Find every line in the records below that holds the word "трудового" and copy it.

═══ THE RECORDS ═══

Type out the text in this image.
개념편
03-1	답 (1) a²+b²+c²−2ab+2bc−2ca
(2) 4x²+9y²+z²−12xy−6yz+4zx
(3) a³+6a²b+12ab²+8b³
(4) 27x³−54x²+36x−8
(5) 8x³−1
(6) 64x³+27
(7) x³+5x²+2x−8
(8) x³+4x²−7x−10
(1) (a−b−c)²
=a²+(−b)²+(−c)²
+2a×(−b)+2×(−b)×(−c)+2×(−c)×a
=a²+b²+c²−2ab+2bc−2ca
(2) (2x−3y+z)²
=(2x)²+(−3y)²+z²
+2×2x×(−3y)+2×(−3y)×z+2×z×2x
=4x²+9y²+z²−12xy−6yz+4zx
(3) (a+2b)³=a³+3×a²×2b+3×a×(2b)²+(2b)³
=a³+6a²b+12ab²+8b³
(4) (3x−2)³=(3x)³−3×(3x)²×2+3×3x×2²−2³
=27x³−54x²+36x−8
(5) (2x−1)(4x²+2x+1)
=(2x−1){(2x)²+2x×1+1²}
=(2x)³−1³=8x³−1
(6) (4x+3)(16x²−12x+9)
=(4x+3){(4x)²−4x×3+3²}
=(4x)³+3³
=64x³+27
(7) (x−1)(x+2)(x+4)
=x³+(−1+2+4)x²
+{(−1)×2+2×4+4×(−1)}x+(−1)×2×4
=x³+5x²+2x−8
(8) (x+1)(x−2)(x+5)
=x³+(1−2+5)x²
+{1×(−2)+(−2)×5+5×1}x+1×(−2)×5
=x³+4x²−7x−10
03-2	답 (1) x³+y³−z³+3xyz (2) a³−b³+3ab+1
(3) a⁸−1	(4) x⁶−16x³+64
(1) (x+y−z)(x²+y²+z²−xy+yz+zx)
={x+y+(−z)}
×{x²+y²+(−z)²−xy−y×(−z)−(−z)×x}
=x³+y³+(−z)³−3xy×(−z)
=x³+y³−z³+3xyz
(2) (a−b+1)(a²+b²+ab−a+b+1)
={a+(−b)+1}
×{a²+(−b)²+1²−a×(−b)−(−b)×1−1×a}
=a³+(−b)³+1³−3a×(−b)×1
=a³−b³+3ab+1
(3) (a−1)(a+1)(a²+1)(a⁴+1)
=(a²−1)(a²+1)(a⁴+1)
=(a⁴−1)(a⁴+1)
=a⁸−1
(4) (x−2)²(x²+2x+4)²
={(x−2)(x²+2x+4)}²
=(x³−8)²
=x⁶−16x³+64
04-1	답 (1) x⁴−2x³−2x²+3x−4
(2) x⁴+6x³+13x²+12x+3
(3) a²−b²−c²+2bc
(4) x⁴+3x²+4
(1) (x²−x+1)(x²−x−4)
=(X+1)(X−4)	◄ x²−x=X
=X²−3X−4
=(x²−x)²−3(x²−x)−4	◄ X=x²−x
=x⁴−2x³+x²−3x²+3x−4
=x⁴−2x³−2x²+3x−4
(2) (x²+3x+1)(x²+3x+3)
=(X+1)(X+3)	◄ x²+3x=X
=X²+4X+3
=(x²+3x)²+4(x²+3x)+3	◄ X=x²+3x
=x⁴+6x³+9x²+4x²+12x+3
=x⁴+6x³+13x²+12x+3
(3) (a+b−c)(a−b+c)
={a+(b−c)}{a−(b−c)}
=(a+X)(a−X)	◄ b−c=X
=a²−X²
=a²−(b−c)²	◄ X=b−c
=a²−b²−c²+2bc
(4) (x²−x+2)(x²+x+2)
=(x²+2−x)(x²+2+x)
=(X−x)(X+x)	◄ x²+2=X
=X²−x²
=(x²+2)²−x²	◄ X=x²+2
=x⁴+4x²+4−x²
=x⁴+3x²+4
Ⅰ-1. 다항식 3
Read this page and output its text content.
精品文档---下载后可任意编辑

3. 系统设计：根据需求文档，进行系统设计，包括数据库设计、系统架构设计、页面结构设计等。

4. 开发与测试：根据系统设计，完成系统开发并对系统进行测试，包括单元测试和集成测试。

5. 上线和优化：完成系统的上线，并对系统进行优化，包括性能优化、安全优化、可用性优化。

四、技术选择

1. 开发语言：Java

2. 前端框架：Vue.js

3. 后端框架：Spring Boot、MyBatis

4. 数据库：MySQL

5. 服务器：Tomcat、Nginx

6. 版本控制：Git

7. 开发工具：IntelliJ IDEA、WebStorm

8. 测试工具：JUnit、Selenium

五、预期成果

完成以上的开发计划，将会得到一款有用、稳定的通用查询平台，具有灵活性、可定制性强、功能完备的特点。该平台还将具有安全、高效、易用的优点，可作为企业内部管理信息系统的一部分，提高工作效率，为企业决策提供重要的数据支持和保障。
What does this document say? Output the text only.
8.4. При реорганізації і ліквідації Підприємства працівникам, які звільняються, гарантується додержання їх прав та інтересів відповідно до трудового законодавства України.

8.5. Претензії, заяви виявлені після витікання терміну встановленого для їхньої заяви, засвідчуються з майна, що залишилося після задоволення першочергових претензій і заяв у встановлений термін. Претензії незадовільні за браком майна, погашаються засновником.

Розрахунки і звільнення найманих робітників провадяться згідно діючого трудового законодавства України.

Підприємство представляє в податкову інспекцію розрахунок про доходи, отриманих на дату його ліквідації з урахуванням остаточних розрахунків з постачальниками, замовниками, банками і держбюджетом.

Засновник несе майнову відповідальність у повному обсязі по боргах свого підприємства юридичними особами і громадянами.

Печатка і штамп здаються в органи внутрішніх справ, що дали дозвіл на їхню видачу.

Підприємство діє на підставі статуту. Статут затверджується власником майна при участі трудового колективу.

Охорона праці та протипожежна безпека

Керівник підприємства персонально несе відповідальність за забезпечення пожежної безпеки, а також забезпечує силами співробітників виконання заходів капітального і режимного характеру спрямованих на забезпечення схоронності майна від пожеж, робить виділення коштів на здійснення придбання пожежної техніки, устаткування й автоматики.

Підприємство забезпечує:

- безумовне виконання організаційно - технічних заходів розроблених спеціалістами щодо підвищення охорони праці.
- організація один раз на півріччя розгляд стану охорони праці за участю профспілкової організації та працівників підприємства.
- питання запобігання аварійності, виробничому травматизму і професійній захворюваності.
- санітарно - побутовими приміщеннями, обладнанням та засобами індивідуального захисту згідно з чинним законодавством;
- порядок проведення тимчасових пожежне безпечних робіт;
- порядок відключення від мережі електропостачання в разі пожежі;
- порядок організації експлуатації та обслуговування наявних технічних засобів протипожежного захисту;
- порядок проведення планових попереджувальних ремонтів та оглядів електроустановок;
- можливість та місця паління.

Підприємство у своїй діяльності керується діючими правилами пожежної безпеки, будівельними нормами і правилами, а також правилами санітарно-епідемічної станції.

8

═══

* [PROBLEM SOLUTION]
8.4. При реорганізації і ліквідації Підприємства працівникам, які звільняються, гарантується додержання їх прав та інтересів відповідно до трудового законодавства України.
Розрахунки і звільнення найманих робітників провадяться згідно діючого трудового законодавства України.
Підприємство діє на підставі статуту. Статут затверджується власником майна при участі трудового колективу.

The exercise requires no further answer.